**Stored rows**
— Start —
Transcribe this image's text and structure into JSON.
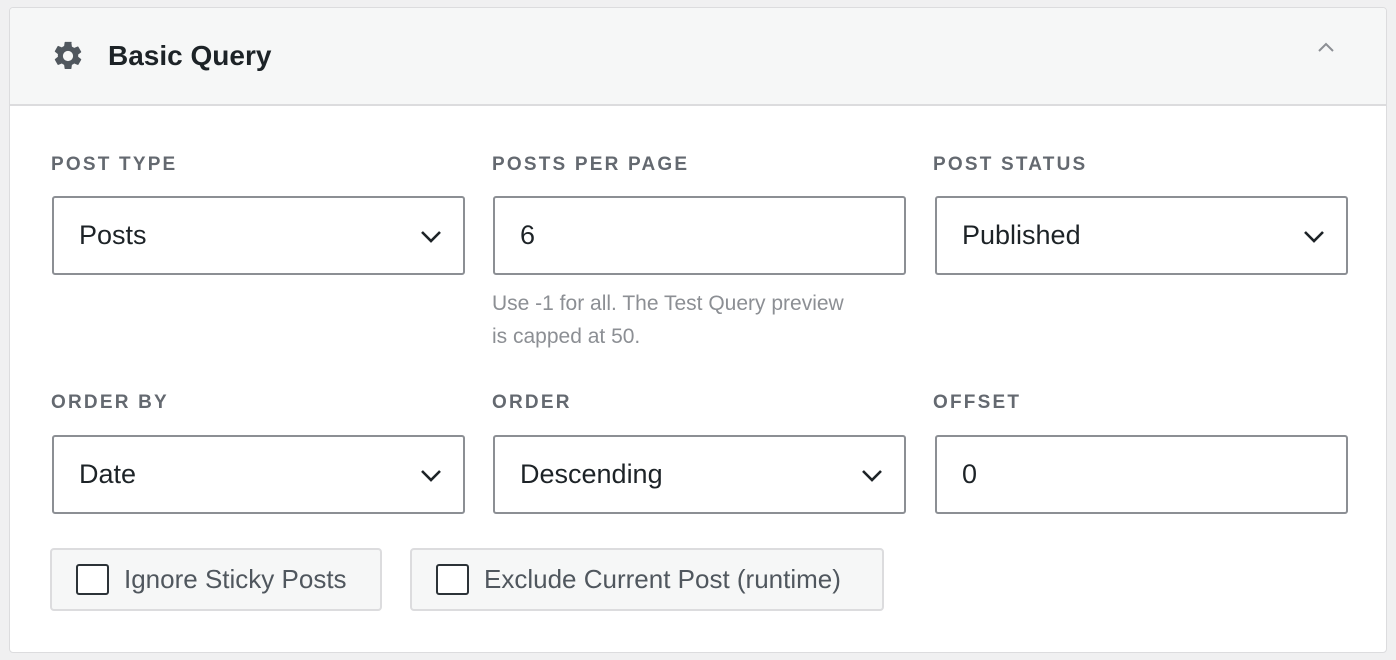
{
  "panel": {
    "title": "Basic Query",
    "icon": "gear-icon",
    "collapse_icon": "chevron-up-icon"
  },
  "fields": {
    "post_type": {
      "label": "POST TYPE",
      "value": "Posts"
    },
    "posts_per_page": {
      "label": "POSTS PER PAGE",
      "value": "6",
      "help_line1": "Use -1 for all. The Test Query preview",
      "help_line2": "is capped at 50."
    },
    "post_status": {
      "label": "POST STATUS",
      "value": "Published"
    },
    "order_by": {
      "label": "ORDER BY",
      "value": "Date"
    },
    "order": {
      "label": "ORDER",
      "value": "Descending"
    },
    "offset": {
      "label": "OFFSET",
      "value": "0"
    }
  },
  "options": {
    "ignore_sticky": {
      "label": "Ignore Sticky Posts",
      "checked": false
    },
    "exclude_current": {
      "label": "Exclude Current Post (runtime)",
      "checked": false
    }
  },
  "colors": {
    "label": "#646970",
    "border": "#8c8f94",
    "header_bg": "#f6f7f7",
    "help_text": "#8c8f94"
  }
}
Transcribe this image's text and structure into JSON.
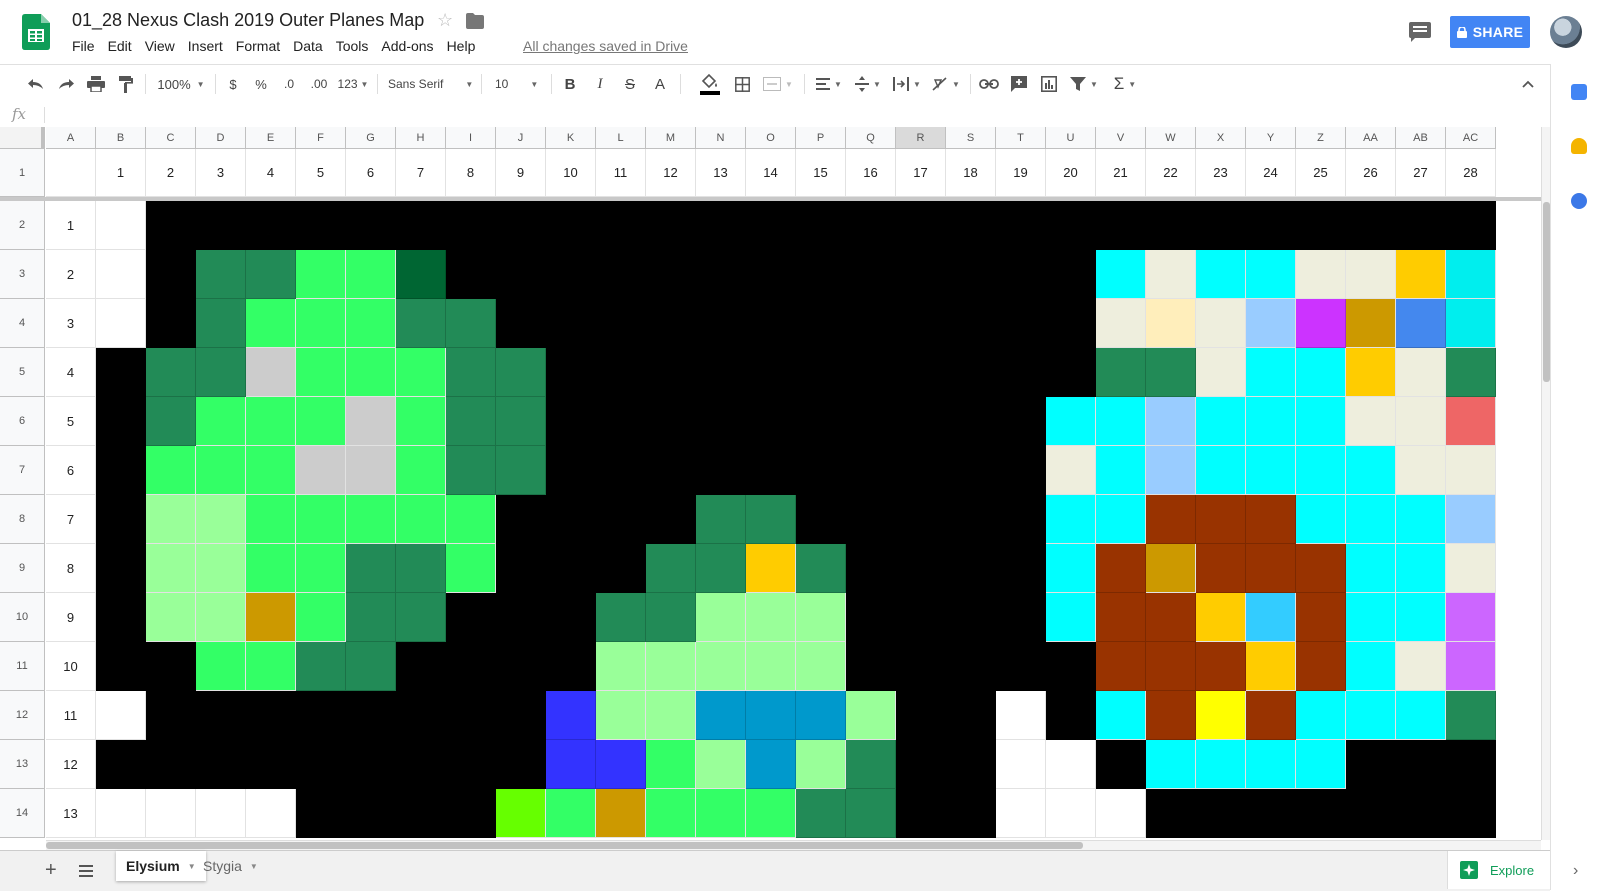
{
  "document": {
    "title": "01_28 Nexus Clash 2019 Outer Planes Map",
    "save_status": "All changes saved in Drive"
  },
  "menu": [
    "File",
    "Edit",
    "View",
    "Insert",
    "Format",
    "Data",
    "Tools",
    "Add-ons",
    "Help"
  ],
  "header": {
    "share_label": "SHARE"
  },
  "toolbar": {
    "zoom": "100%",
    "currency_label": "$",
    "percent_label": "%",
    "decrease_decimals_label": ".0",
    "increase_decimals_label": ".00",
    "more_formats_label": "123",
    "font": "Sans Serif",
    "font_size": "10",
    "bold_label": "B",
    "italic_label": "I",
    "strike_label": "S",
    "text_color_label": "A"
  },
  "formula_bar": {
    "fx_label": "fx"
  },
  "grid": {
    "columns": [
      "A",
      "B",
      "C",
      "D",
      "E",
      "F",
      "G",
      "H",
      "I",
      "J",
      "K",
      "L",
      "M",
      "N",
      "O",
      "P",
      "Q",
      "R",
      "S",
      "T",
      "U",
      "V",
      "W",
      "X",
      "Y",
      "Z",
      "AA",
      "AB",
      "AC"
    ],
    "selected_column": "R",
    "row_numbers": [
      "1",
      "2",
      "3",
      "4",
      "5",
      "6",
      "7",
      "8",
      "9",
      "10",
      "11",
      "12",
      "13",
      "14"
    ],
    "header_row_values": [
      "",
      "1",
      "2",
      "3",
      "4",
      "5",
      "6",
      "7",
      "8",
      "9",
      "10",
      "11",
      "12",
      "13",
      "14",
      "15",
      "16",
      "17",
      "18",
      "19",
      "20",
      "21",
      "22",
      "23",
      "24",
      "25",
      "26",
      "27",
      "28"
    ],
    "map_rows": [
      [
        "W",
        "K",
        "K",
        "K",
        "K",
        "K",
        "K",
        "K",
        "K",
        "K",
        "K",
        "K",
        "K",
        "K",
        "K",
        "K",
        "K",
        "K",
        "K",
        "K",
        "K",
        "K",
        "K",
        "K",
        "K",
        "K",
        "K",
        "K"
      ],
      [
        "W",
        "K",
        "g",
        "g",
        "G",
        "G",
        "s",
        "K",
        "K",
        "K",
        "K",
        "K",
        "K",
        "K",
        "K",
        "K",
        "K",
        "K",
        "K",
        "K",
        "c",
        "e",
        "c",
        "c",
        "e",
        "e",
        "o",
        "t"
      ],
      [
        "W",
        "K",
        "g",
        "G",
        "G",
        "G",
        "g",
        "g",
        "K",
        "K",
        "K",
        "K",
        "K",
        "K",
        "K",
        "K",
        "K",
        "K",
        "K",
        "K",
        "e",
        "y",
        "e",
        "l",
        "p",
        "u",
        "b",
        "t"
      ],
      [
        "K",
        "g",
        "g",
        "x",
        "G",
        "G",
        "G",
        "g",
        "g",
        "K",
        "K",
        "K",
        "K",
        "K",
        "K",
        "K",
        "K",
        "K",
        "K",
        "K",
        "g",
        "g",
        "e",
        "c",
        "c",
        "o",
        "e",
        "g"
      ],
      [
        "K",
        "g",
        "G",
        "G",
        "G",
        "x",
        "G",
        "g",
        "g",
        "K",
        "K",
        "K",
        "K",
        "K",
        "K",
        "K",
        "K",
        "K",
        "K",
        "c",
        "c",
        "l",
        "c",
        "c",
        "c",
        "e",
        "e",
        "r"
      ],
      [
        "K",
        "G",
        "G",
        "G",
        "x",
        "x",
        "G",
        "g",
        "g",
        "K",
        "K",
        "K",
        "K",
        "K",
        "K",
        "K",
        "K",
        "K",
        "K",
        "e",
        "c",
        "l",
        "c",
        "c",
        "c",
        "c",
        "e",
        "e"
      ],
      [
        "K",
        "L",
        "L",
        "G",
        "G",
        "G",
        "G",
        "G",
        "K",
        "K",
        "K",
        "K",
        "g",
        "g",
        "K",
        "K",
        "K",
        "K",
        "K",
        "c",
        "c",
        "R",
        "R",
        "R",
        "c",
        "c",
        "c",
        "l"
      ],
      [
        "K",
        "L",
        "L",
        "G",
        "G",
        "g",
        "g",
        "G",
        "K",
        "K",
        "K",
        "g",
        "g",
        "o",
        "g",
        "K",
        "K",
        "K",
        "K",
        "c",
        "R",
        "u",
        "R",
        "R",
        "R",
        "c",
        "c",
        "e"
      ],
      [
        "K",
        "L",
        "L",
        "u",
        "G",
        "g",
        "g",
        "K",
        "K",
        "K",
        "g",
        "g",
        "L",
        "L",
        "L",
        "K",
        "K",
        "K",
        "K",
        "c",
        "R",
        "R",
        "o",
        "a",
        "R",
        "c",
        "c",
        "v"
      ],
      [
        "K",
        "K",
        "G",
        "G",
        "g",
        "g",
        "K",
        "K",
        "K",
        "K",
        "L",
        "L",
        "L",
        "L",
        "L",
        "K",
        "K",
        "K",
        "K",
        "K",
        "R",
        "R",
        "R",
        "o",
        "R",
        "c",
        "e",
        "v"
      ],
      [
        "W",
        "K",
        "K",
        "K",
        "K",
        "K",
        "K",
        "K",
        "K",
        "B",
        "L",
        "L",
        "m",
        "m",
        "m",
        "L",
        "K",
        "K",
        "W",
        "K",
        "c",
        "R",
        "Y",
        "R",
        "c",
        "c",
        "c",
        "g"
      ],
      [
        "K",
        "K",
        "K",
        "K",
        "K",
        "K",
        "K",
        "K",
        "K",
        "B",
        "B",
        "G",
        "L",
        "m",
        "L",
        "g",
        "K",
        "K",
        "W",
        "W",
        "K",
        "c",
        "c",
        "c",
        "c",
        "K",
        "K",
        "K"
      ],
      [
        "W",
        "W",
        "W",
        "W",
        "K",
        "K",
        "K",
        "K",
        "N",
        "G",
        "u",
        "G",
        "G",
        "G",
        "g",
        "g",
        "K",
        "K",
        "W",
        "W",
        "W",
        "K",
        "K",
        "K",
        "K",
        "K",
        "K",
        "K"
      ]
    ]
  },
  "palette": {
    "W": "#ffffff",
    "K": "#000000",
    "g": "#228b57",
    "G": "#33ff66",
    "L": "#99ff99",
    "s": "#006633",
    "x": "#cccccc",
    "u": "#cc9900",
    "o": "#ffcc00",
    "c": "#00ffff",
    "e": "#eeeedd",
    "y": "#ffeebb",
    "l": "#99ccff",
    "p": "#cc33ff",
    "b": "#4488ee",
    "t": "#00eeee",
    "r": "#ee6666",
    "R": "#993300",
    "a": "#33ccff",
    "Y": "#ffff00",
    "v": "#cc66ff",
    "B": "#3333ff",
    "m": "#0099cc",
    "N": "#66ff00"
  },
  "sheets": [
    {
      "name": "Elysium",
      "active": true
    },
    {
      "name": "Stygia",
      "active": false
    }
  ],
  "explore_label": "Explore"
}
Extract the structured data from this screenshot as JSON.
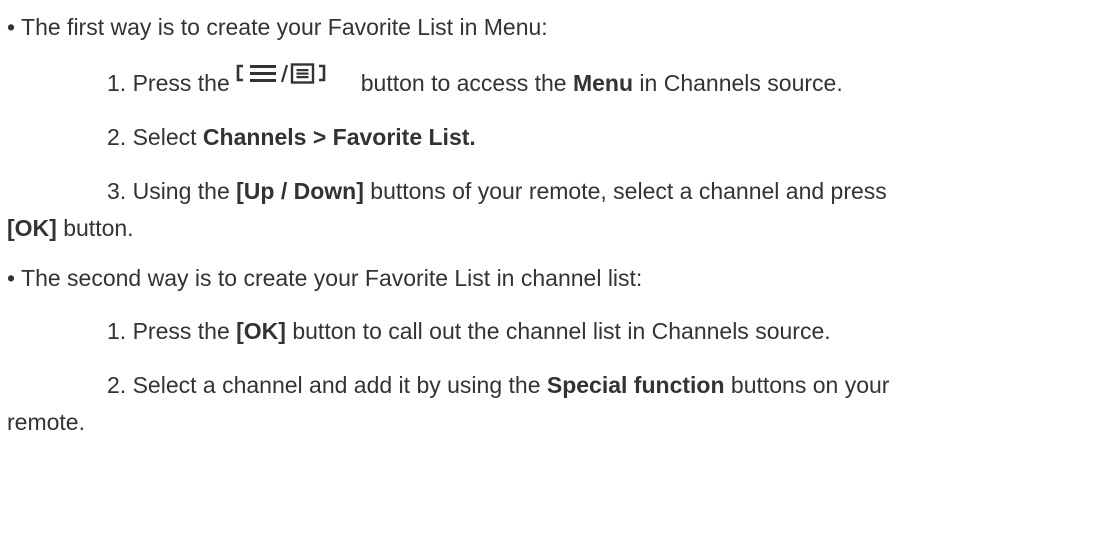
{
  "section1": {
    "bullet": "• ",
    "intro": "The first way is to create your Favorite List in Menu:",
    "steps": [
      {
        "num": "1. ",
        "pre": "Press the",
        "post": "button to access the ",
        "bold": "Menu",
        "tail": " in Channels source.",
        "icon": "menu-button-icon"
      },
      {
        "num": "2. ",
        "pre": "Select ",
        "bold": "Channels > Favorite List."
      },
      {
        "num": "3. ",
        "pre": "Using the ",
        "bold": "[Up / Down]",
        "mid": " buttons of your remote, select a channel and press",
        "bold2": "[OK]",
        "tail": " button."
      }
    ]
  },
  "section2": {
    "bullet": "• ",
    "intro": "The second way is to create your Favorite List in channel list:",
    "steps": [
      {
        "num": "1. ",
        "pre": "Press the ",
        "bold": "[OK]",
        "tail": " button to call out the channel list in Channels source."
      },
      {
        "num": "2. ",
        "pre": "Select a channel and add it by using the ",
        "bold": "Special function",
        "mid": " buttons on your",
        "tail": "remote."
      }
    ]
  }
}
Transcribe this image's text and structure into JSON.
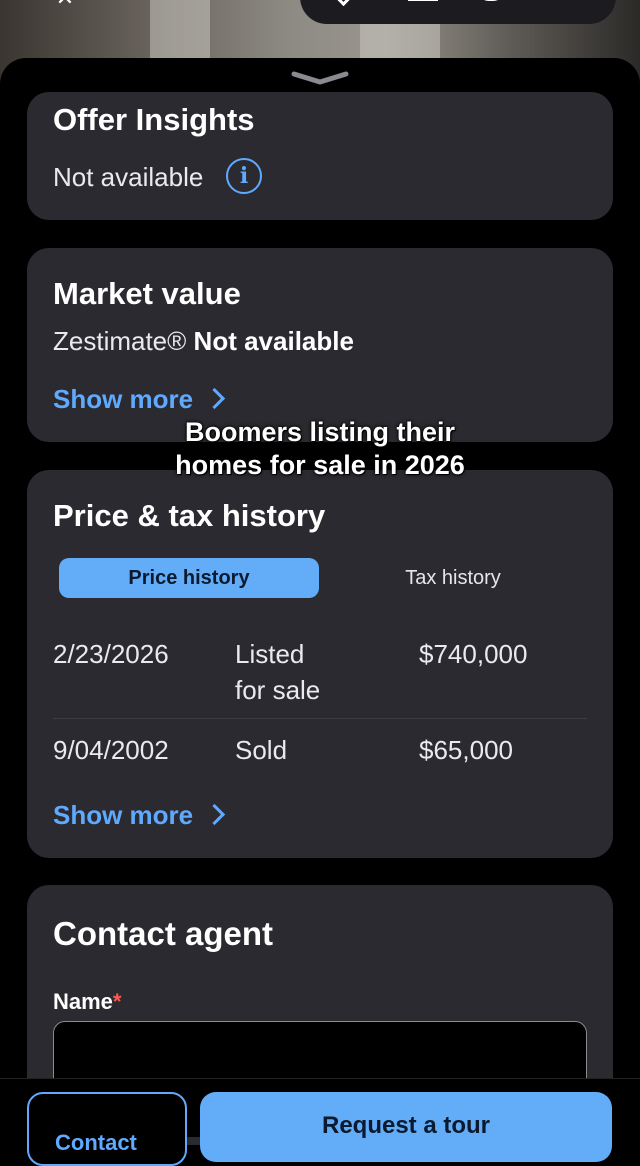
{
  "caption": {
    "line1": "Boomers listing their",
    "line2": "homes for sale in 2026"
  },
  "offer_insights": {
    "title": "Offer Insights",
    "status": "Not available"
  },
  "market_value": {
    "title": "Market value",
    "zestimate_label": "Zestimate®",
    "zestimate_value": "Not available",
    "show_more": "Show more"
  },
  "price_tax_history": {
    "title": "Price & tax history",
    "tabs": [
      "Price history",
      "Tax history"
    ],
    "active_tab": "Price history",
    "rows": [
      {
        "date": "2/23/2026",
        "event_line1": "Listed",
        "event_line2": "for sale",
        "price": "$740,000"
      },
      {
        "date": "9/04/2002",
        "event_line1": "Sold",
        "event_line2": "",
        "price": "$65,000"
      }
    ],
    "show_more": "Show more"
  },
  "contact_agent": {
    "title": "Contact agent",
    "name_label": "Name",
    "required_mark": "*"
  },
  "bottom_actions": {
    "secondary_label": "Contact",
    "primary_label": "Request a tour"
  },
  "colors": {
    "accent": "#5fa9ff",
    "card_bg": "#2b2a30",
    "page_bg": "#000000",
    "primary_button": "#63acf7"
  }
}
— End —
**Task instructions**
Figure out how many lines above include the string "your", then report that number and nothing else.

**Result of the task**
4